◆ SOURCE TEXT ◆
CORONARY OSTIAL LESION CALCIFICATION, STENT EXPANSION, AND STENT RECOIL
Ostial lesions are frequently calcified and thus require higher utilization of plaque modification tools to ensure adequate stent expansion compared to nonostial lesions.9 When considering the morphology of ostial RCA lesions, a recent IVUS study demonstrated that 47.6% of ostial lesions contain calcific nodules and that nodular ostial calcium has significantly higher rates of target lesion failure (TLF) compared to nonnodular lesions (nodular lesions 21.6% TLF vs diffuse lesions 8.2% TLF; P = .04).10 A multivariable Cox proportional hazard model revealed that RCA calcific nodules were significantly associated with TLF (hazard ratio, 6.63; 95% CI, 1.28-34.3; P = .02).10 In addition to heavy calcification, the RCA ostium has anatomic features that predispose it to stent recoil and stent fracture. The RCA ostium contains large proximal and circumferential muscle bundles that arise independently of the elastin-muscle fibers of the aorta.11 These contracting muscle fibers reduce lesional compliance, repetitively stress the stent scaffold, and can cause stent recoil and/or stent fracture. In one IVUS series, 33% of RCA late luminal loss was due to chronic stent recoil.11 Based on the calcified, nodular, and elastic properties of dilation-resistant and recoil-prone ostial lesions, there is a mechanistic rationale for using high-radial-strength stents during aorto-ostial stenting.12 In addition, because of the high prevalence of ostial calcium, as outlined in the SCAI Expert Consensus on Management of Calcified Coronary Lesions Requiring Intervention, it is widely agreed that adequate vessel preparation and calcium modification can translate into better stent expansion and lower risk of dissections extending into the aorta for aorto-ostial lesions.13 The consensus document also outlines the suitability of cutting and scoring balloons, high-pressure balloons, intravascular lithotripsy, and rotational and orbital atherectomy for calcified plaque modification in aorto-ostial lesion treatment.

◆ DATA EXTRACT ◆

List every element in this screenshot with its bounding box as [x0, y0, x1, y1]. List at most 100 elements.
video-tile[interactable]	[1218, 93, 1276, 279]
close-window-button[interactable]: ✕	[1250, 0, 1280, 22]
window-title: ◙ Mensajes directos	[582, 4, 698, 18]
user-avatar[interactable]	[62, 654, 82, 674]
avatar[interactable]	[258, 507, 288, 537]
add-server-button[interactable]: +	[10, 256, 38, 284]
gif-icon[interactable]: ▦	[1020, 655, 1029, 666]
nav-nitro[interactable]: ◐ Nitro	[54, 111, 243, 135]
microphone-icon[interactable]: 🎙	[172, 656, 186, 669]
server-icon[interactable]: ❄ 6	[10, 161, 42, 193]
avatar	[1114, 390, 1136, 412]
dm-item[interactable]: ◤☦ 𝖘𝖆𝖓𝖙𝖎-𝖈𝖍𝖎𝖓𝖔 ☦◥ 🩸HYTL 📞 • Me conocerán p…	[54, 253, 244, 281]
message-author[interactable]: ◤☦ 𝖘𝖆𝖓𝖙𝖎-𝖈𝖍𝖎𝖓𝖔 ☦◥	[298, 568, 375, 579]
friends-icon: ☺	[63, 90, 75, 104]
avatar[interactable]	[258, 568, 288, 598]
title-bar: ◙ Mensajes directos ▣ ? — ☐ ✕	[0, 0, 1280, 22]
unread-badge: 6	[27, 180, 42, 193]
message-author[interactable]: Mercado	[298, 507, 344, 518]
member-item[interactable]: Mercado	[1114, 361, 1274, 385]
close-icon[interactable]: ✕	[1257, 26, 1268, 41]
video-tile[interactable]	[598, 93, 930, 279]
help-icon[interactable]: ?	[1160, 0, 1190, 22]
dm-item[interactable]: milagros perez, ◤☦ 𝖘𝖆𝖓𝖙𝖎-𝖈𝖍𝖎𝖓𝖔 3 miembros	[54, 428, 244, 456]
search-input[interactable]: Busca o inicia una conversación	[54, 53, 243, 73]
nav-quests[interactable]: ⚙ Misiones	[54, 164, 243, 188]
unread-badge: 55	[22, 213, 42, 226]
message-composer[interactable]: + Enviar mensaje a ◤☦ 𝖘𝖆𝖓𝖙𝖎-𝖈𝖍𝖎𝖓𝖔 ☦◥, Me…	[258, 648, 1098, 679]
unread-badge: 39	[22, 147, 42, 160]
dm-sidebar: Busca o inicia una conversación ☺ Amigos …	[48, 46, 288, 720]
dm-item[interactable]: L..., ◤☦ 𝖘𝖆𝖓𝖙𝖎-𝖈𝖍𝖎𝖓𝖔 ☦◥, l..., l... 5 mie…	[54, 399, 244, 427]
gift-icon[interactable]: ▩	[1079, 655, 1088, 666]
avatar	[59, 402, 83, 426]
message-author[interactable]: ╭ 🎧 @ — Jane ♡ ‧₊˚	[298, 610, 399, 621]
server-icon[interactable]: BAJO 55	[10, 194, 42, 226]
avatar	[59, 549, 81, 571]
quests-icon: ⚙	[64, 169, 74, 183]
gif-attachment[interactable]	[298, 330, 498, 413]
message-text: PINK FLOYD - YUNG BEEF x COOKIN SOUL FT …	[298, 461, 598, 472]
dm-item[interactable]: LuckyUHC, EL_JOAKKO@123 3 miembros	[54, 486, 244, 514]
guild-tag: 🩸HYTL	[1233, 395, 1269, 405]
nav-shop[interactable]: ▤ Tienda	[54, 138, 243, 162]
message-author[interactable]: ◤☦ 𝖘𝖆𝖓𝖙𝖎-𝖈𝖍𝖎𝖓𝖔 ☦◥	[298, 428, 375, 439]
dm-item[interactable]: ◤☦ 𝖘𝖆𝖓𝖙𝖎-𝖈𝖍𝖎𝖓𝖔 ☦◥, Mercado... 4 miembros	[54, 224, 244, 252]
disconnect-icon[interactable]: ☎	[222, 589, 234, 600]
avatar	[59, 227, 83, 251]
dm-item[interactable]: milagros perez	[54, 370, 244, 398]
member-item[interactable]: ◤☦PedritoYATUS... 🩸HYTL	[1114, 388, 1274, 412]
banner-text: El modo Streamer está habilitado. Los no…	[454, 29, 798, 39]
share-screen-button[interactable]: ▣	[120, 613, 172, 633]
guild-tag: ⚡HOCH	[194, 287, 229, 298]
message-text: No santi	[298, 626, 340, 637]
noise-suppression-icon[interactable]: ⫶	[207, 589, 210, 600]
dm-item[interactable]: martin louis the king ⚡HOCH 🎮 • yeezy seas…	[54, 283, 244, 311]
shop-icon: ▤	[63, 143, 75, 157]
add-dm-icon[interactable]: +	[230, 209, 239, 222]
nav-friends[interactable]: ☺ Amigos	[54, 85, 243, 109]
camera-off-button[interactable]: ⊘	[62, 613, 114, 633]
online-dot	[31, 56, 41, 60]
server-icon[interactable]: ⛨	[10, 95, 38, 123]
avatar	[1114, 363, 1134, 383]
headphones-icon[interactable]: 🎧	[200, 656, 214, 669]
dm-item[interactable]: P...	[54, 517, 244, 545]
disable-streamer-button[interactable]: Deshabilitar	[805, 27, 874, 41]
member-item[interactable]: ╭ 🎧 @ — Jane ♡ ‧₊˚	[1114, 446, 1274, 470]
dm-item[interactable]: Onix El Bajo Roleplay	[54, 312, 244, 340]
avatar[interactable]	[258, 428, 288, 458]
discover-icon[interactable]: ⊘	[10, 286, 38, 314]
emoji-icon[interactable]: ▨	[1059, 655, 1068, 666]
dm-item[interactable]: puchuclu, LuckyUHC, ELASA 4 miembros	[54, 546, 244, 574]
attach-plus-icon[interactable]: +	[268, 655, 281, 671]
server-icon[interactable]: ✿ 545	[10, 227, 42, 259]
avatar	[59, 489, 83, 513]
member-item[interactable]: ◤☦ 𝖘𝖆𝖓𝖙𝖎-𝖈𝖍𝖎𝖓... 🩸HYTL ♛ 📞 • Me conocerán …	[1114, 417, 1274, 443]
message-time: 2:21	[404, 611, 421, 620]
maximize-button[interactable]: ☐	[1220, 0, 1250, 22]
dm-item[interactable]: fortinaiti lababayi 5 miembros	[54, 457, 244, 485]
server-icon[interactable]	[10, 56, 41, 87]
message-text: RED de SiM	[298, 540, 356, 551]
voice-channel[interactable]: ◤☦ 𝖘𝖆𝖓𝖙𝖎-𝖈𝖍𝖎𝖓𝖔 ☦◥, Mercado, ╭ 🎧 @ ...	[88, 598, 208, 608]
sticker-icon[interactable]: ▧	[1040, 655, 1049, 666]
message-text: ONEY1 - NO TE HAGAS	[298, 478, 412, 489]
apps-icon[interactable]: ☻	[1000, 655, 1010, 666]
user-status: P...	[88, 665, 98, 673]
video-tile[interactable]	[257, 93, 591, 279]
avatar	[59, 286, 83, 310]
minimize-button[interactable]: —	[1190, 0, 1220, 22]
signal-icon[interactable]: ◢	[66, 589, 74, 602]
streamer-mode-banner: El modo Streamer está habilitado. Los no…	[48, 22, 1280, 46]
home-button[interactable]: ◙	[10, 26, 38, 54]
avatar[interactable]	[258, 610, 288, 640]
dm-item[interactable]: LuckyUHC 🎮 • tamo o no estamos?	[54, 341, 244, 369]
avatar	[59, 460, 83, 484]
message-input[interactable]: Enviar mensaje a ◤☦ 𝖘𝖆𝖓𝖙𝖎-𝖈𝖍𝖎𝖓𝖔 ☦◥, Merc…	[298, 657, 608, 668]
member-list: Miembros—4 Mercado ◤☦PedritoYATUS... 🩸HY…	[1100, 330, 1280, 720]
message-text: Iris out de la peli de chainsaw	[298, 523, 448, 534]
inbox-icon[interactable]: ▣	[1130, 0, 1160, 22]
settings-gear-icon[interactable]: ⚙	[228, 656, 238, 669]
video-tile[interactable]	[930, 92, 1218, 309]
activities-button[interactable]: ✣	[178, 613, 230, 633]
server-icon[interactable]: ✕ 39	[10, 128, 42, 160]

◆ THINGS TO DO ◆
**A.** List every tool or technique that the passage on coronary ostial lesion calcification says the SCAI consensus document considers for calcified plaque modification in aorto-ostial lesions.
**B.** Extend the passage on coronary ostial lesion calcification, stent expansion, and stent recoil by writing what comes next after its final sentence.

◆ ANSWERS BY ITEM ◆
**A.**
- Cutting balloons
- Scoring balloons
- High-pressure balloons
- Intravascular lithotripsy
- Rotational atherectomy
- Orbital atherectomy

**B.**
RISK OF AORTO-OSTIAL STENT FAILURE
Ostial stent failure occurs at higher rates compared to nonostial lesions, with reported restenosis rates ranging from 6% to 33% depending on the stent type and patient factors; this is primarily due to (1) the complex anatomy of the ostial region, making stent placement and expansion challenging, leading to higher risk of recoil and underexpansion; (2) high prevalence of circumferential and nodular calcium especially in the ostial RCA; and (3) stent scaffold failure and stent recoil.9,14,15 Target vessel revascularization (3.29% vs 1.90%; P = .03) and stent thrombosis (1.23% vs 0.42%, P = .01) are significantly higher among patients with RCA aorto-ostial lesions compared to patients with proximal RCA lesions.9 Because of the high rates of stent failure, adequate attention to geographic stent placement and appropriate calcified plaque modification are required to ensure ostial stent patency in this hard-to-treat coronary lesion subset.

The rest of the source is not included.